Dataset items
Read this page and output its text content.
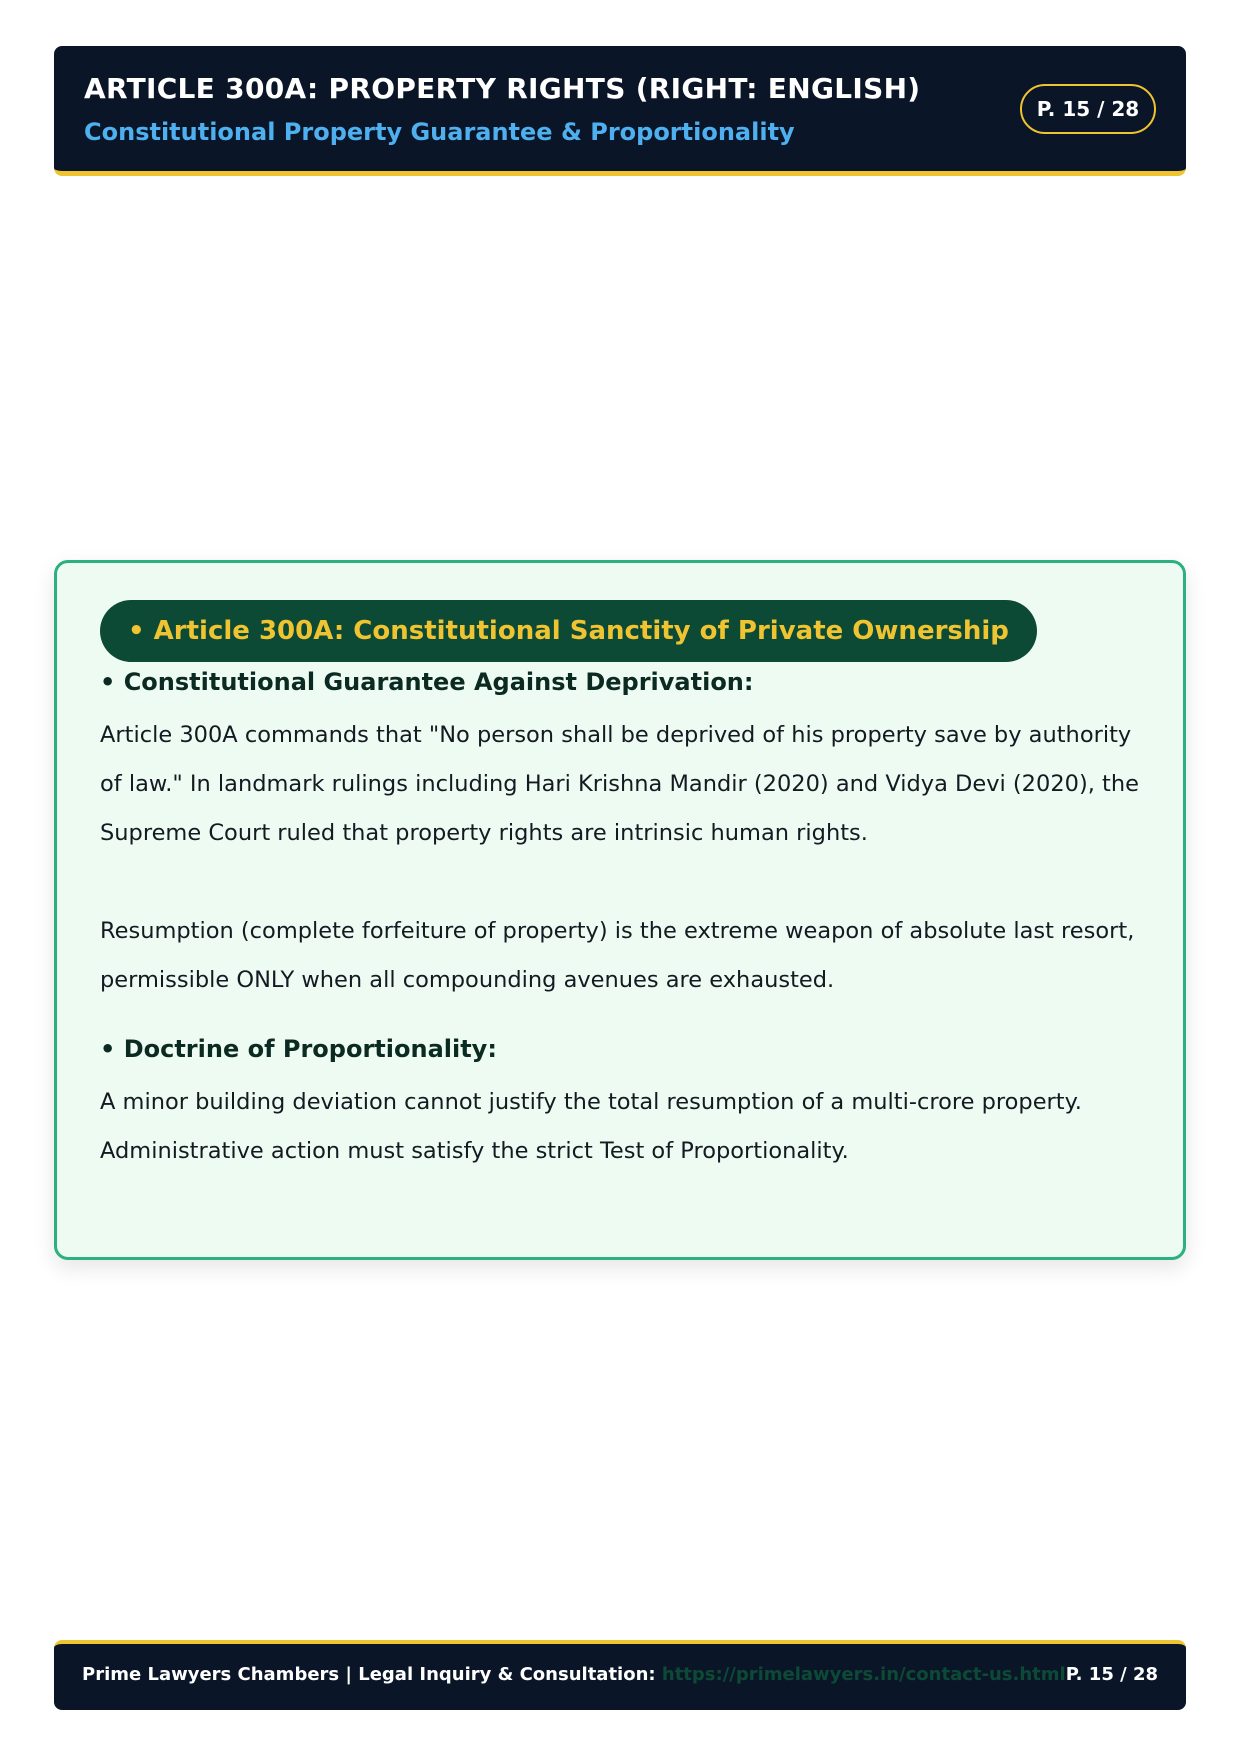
ARTICLE 300A: PROPERTY RIGHTS (RIGHT: ENGLISH)
Constitutional Property Guarantee & Proportionality
P. 15 / 28
• Article 300A: Constitutional Sanctity of Private Ownership
• Constitutional Guarantee Against Deprivation:
Article 300A commands that "No person shall be deprived of his property save by authority of law." In landmark rulings including Hari Krishna Mandir (2020) and Vidya Devi (2020), the Supreme Court ruled that property rights are intrinsic human rights.
Resumption (complete forfeiture of property) is the extreme weapon of absolute last resort, permissible ONLY when all compounding avenues are exhausted.
• Doctrine of Proportionality:
A minor building deviation cannot justify the total resumption of a multi-crore property. Administrative action must satisfy the strict Test of Proportionality.
Prime Lawyers Chambers | Legal Inquiry & Consultation: https://primelawyers.in/contact-us.html P. 15 / 28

REQUEST =>
Your task is to list each line of the records with the word "Constitutional".

THE REPLY =>
Constitutional Property Guarantee & Proportionality
• Article 300A: Constitutional Sanctity of Private Ownership
• Constitutional Guarantee Against Deprivation:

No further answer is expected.